TASK TO CARRY OUT → Where a line holds "Zugfahrzeug", copy it.

DATA FOR THE TASK →

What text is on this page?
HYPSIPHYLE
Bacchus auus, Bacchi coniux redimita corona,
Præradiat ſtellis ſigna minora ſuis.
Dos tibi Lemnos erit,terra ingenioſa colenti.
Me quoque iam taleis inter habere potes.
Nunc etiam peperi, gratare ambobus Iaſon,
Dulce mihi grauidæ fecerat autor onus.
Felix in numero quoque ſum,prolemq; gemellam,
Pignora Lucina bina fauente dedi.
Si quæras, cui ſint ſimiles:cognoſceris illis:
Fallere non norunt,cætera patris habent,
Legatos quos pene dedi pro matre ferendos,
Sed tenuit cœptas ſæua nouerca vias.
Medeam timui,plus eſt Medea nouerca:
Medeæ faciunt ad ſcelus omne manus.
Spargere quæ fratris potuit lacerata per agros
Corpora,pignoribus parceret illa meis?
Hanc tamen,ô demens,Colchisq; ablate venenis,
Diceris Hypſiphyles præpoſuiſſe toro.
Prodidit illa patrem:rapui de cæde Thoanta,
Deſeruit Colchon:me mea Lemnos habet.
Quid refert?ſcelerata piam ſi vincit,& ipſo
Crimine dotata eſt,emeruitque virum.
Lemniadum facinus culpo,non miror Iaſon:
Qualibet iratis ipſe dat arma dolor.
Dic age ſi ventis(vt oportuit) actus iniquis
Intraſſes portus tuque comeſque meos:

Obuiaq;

...

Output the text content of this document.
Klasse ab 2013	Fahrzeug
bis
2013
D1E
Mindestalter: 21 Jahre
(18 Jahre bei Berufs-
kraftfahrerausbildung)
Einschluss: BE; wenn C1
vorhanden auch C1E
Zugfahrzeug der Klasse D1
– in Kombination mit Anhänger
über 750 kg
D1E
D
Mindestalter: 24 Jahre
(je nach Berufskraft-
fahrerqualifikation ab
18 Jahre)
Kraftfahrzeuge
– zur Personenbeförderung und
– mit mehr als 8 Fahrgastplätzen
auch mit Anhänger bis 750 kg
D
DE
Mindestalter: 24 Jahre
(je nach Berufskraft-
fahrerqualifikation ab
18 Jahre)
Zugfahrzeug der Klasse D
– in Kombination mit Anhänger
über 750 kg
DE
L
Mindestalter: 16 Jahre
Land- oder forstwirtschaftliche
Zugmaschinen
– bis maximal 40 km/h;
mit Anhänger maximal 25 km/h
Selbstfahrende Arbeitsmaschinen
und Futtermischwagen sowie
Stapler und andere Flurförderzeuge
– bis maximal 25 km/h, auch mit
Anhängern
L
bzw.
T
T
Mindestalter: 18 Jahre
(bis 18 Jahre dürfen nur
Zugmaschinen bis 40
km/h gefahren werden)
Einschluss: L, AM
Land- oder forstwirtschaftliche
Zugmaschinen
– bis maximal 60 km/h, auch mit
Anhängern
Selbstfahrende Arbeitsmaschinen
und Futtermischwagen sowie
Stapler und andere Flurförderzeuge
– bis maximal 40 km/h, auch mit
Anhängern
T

CORRECT OUTPUT →
Zugfahrzeug der Klasse D1
Zugfahrzeug der Klasse D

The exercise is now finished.